* GOAL
Put the lines of the entries, starting with the first line and going on through the line with "103, 173, 143]", into a Markdown table with the columns Row and Line. Number each row and leave out blank lines.

* SOURCE DATA
::::

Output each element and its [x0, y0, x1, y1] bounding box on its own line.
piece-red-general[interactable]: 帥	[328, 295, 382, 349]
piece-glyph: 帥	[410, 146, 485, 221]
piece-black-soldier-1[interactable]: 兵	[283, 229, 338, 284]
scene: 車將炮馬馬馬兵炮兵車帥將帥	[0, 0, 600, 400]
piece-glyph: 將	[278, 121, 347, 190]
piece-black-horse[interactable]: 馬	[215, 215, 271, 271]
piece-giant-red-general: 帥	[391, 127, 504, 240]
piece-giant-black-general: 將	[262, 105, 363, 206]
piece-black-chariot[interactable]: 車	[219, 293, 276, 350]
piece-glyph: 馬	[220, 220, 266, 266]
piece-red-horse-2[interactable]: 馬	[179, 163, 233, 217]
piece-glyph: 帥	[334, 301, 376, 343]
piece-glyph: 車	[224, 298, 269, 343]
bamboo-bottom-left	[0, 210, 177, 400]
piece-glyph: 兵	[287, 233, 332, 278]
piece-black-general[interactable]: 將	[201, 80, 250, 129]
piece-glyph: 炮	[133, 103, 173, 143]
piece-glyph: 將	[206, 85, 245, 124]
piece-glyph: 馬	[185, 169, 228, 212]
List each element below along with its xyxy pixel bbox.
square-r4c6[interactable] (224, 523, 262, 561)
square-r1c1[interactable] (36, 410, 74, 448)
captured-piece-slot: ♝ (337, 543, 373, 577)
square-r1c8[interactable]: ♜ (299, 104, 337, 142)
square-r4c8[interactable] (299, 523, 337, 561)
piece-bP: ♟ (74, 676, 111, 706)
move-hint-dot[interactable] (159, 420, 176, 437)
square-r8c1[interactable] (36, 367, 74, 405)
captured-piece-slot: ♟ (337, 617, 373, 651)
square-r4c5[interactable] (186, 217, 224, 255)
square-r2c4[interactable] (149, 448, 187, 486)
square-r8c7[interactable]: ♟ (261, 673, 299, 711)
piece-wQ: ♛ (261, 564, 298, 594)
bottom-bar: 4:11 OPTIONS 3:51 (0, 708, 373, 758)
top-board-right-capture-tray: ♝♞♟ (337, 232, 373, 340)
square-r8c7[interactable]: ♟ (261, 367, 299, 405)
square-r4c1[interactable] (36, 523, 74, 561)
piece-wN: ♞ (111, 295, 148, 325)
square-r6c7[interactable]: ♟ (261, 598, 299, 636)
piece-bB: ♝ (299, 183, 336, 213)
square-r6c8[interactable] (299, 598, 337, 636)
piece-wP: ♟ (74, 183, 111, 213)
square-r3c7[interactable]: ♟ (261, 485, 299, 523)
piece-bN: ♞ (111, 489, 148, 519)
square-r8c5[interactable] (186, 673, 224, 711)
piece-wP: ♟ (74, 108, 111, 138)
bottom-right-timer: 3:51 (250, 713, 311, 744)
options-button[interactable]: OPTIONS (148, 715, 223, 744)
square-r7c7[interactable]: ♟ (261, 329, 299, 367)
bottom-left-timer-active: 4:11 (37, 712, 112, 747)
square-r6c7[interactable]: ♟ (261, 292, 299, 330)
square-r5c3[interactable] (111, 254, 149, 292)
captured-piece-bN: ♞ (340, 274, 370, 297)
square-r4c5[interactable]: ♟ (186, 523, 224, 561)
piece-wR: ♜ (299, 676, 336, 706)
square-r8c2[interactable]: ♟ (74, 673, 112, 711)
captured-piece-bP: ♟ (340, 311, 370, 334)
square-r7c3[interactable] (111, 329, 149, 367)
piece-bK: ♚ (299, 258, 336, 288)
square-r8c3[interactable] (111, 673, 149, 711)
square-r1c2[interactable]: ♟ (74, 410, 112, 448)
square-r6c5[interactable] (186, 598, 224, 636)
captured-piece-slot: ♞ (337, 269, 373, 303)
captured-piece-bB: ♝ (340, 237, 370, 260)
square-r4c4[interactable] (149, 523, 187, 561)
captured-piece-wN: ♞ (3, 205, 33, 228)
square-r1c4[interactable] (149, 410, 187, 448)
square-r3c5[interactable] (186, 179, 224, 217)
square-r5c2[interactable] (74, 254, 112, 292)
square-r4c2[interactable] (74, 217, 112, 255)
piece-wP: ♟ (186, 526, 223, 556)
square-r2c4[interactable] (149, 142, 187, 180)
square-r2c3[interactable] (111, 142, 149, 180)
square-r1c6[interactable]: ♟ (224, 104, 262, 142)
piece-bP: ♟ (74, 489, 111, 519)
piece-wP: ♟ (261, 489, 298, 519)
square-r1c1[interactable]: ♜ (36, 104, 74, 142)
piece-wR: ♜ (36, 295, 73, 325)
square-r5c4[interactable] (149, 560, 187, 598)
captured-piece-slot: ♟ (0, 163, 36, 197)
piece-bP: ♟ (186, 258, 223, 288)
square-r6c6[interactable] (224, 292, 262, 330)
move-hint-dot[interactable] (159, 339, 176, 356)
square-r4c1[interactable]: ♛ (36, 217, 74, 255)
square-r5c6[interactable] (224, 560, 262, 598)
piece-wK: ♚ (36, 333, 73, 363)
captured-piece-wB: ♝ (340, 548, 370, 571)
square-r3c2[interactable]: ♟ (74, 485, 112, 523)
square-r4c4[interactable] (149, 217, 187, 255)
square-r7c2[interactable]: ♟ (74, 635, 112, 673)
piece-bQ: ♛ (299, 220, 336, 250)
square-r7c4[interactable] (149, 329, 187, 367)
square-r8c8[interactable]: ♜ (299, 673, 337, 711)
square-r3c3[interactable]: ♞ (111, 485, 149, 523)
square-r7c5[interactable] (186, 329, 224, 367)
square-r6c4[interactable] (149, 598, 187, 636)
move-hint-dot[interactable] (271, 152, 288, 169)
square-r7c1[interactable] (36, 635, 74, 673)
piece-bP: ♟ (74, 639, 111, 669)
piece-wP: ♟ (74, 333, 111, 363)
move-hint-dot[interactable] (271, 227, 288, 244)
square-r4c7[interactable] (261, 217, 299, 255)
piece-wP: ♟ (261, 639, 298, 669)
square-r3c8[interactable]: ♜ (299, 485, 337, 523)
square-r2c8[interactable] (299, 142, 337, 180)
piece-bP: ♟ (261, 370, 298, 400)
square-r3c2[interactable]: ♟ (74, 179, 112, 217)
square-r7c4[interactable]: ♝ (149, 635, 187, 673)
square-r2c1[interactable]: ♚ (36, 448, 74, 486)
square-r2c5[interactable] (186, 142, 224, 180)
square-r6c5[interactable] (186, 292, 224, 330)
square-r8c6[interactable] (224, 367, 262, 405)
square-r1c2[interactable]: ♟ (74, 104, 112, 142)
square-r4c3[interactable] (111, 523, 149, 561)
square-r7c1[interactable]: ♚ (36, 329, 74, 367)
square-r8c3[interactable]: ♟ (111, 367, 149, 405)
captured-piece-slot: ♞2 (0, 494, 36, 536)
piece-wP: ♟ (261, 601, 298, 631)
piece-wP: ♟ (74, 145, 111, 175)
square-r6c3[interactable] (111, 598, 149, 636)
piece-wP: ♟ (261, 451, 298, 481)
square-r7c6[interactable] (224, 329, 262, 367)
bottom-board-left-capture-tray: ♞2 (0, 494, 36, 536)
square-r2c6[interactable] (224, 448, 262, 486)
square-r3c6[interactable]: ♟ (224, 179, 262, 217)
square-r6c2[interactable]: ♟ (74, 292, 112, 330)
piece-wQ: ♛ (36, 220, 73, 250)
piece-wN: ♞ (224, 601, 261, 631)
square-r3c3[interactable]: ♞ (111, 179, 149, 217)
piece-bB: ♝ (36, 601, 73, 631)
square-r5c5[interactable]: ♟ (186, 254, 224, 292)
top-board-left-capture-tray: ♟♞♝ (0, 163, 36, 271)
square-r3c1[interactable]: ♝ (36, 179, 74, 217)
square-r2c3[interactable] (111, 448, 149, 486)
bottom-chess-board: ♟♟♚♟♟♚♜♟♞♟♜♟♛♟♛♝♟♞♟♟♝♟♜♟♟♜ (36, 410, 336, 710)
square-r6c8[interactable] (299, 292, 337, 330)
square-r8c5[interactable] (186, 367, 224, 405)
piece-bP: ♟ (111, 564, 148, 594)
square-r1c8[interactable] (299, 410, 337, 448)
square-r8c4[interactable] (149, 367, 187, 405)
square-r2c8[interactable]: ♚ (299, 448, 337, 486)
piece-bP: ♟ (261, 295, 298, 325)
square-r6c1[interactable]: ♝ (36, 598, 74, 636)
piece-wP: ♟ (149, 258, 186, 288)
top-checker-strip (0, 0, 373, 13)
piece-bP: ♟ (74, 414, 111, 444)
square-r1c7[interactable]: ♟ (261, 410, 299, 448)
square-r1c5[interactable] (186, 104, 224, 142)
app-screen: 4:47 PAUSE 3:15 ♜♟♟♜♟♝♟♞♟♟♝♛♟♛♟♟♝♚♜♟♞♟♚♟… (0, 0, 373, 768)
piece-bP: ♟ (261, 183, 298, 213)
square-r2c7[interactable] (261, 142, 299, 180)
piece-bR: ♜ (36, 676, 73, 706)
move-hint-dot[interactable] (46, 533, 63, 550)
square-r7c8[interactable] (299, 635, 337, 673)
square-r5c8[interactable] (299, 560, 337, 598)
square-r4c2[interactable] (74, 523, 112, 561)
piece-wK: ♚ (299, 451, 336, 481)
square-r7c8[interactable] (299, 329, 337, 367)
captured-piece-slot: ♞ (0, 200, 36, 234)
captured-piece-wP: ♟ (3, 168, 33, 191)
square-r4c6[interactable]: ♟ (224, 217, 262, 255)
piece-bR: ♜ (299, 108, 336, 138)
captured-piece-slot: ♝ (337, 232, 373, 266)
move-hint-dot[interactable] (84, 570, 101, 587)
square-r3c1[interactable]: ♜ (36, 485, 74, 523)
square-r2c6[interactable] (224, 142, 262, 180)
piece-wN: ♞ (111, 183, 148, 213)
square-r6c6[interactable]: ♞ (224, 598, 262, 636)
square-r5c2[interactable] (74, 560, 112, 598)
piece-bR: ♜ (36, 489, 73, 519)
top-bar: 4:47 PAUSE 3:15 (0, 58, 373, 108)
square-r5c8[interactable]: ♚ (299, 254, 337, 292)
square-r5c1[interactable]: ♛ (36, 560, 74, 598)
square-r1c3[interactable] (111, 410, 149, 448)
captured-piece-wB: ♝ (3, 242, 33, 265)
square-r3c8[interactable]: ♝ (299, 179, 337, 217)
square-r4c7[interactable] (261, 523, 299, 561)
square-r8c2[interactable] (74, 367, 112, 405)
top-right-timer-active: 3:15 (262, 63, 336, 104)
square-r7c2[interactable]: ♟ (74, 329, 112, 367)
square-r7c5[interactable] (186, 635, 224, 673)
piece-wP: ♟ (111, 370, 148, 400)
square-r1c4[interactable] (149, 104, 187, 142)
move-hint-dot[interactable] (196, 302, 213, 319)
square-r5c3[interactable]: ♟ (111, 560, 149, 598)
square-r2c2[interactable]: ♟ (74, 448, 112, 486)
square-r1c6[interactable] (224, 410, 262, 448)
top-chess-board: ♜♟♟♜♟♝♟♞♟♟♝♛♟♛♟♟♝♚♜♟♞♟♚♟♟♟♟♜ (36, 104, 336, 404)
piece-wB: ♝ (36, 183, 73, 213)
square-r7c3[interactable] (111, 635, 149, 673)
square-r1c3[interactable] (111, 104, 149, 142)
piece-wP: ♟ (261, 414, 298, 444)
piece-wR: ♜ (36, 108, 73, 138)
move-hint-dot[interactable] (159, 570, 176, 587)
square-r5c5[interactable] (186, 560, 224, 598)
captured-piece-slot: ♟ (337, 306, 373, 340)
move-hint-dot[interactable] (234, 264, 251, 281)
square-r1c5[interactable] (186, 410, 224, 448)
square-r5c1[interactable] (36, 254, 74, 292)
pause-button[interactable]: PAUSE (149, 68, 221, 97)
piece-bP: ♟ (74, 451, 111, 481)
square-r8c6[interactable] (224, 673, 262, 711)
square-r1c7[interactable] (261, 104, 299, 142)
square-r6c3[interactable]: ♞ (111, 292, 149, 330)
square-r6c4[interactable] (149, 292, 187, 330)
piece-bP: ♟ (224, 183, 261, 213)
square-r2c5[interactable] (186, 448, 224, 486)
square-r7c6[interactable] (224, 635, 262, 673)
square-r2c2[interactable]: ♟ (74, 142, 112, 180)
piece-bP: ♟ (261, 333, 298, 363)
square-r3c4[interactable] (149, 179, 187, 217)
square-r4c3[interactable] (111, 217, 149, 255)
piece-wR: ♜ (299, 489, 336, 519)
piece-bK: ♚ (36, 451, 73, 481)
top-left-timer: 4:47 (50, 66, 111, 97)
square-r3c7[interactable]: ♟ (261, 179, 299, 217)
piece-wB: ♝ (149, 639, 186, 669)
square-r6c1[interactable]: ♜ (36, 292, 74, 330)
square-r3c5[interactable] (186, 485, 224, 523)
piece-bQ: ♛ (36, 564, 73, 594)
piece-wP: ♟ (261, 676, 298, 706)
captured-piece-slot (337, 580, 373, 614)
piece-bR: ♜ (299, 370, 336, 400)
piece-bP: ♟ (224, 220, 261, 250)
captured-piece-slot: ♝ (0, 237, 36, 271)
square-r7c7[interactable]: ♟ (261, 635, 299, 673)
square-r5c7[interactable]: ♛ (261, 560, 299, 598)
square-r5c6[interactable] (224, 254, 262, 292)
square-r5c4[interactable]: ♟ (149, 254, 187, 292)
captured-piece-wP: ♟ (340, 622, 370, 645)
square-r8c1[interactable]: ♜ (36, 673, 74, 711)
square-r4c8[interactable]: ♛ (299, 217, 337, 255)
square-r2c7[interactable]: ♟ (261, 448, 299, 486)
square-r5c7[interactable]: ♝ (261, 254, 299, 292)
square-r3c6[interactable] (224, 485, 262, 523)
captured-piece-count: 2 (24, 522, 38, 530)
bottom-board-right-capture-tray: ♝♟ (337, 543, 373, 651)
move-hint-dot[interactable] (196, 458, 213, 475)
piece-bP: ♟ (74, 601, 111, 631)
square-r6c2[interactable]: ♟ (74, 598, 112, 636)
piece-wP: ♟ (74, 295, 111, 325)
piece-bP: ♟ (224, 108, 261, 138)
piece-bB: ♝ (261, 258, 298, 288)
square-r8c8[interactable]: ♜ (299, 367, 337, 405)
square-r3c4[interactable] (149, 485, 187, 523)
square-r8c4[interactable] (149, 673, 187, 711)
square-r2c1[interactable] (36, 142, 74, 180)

::::

* EXERCISE RESULT
| Row | Line |
|---|---|
| 1 | Output each element and its [x0, y0, x1, y1] bounding box on its own line. |
| 2 | piece-red-general[interactable]: 帥	[328, 295, 382, 349] |
| 3 | piece-glyph: 帥	[410, 146, 485, 221] |
| 4 | piece-black-soldier-1[interactable]: 兵	[283, 229, 338, 284] |
| 5 | scene: 車將炮馬馬馬兵炮兵車帥將帥	[0, 0, 600, 400] |
| 6 | piece-glyph: 將	[278, 121, 347, 190] |
| 7 | piece-black-horse[interactable]: 馬	[215, 215, 271, 271] |
| 8 | piece-giant-red-general: 帥	[391, 127, 504, 240] |
| 9 | piece-giant-black-general: 將	[262, 105, 363, 206] |
| 10 | piece-black-chariot[interactable]: 車	[219, 293, 276, 350] |
| 11 | piece-glyph: 馬	[220, 220, 266, 266] |
| 12 | piece-red-horse-2[interactable]: 馬	[179, 163, 233, 217] |
| 13 | piece-glyph: 帥	[334, 301, 376, 343] |
| 14 | piece-glyph: 車	[224, 298, 269, 343] |
| 15 | bamboo-bottom-left	[0, 210, 177, 400] |
| 16 | piece-glyph: 兵	[287, 233, 332, 278] |
| 17 | piece-black-general[interactable]: 將	[201, 80, 250, 129] |
| 18 | piece-glyph: 炮	[133, 103, 173, 143] |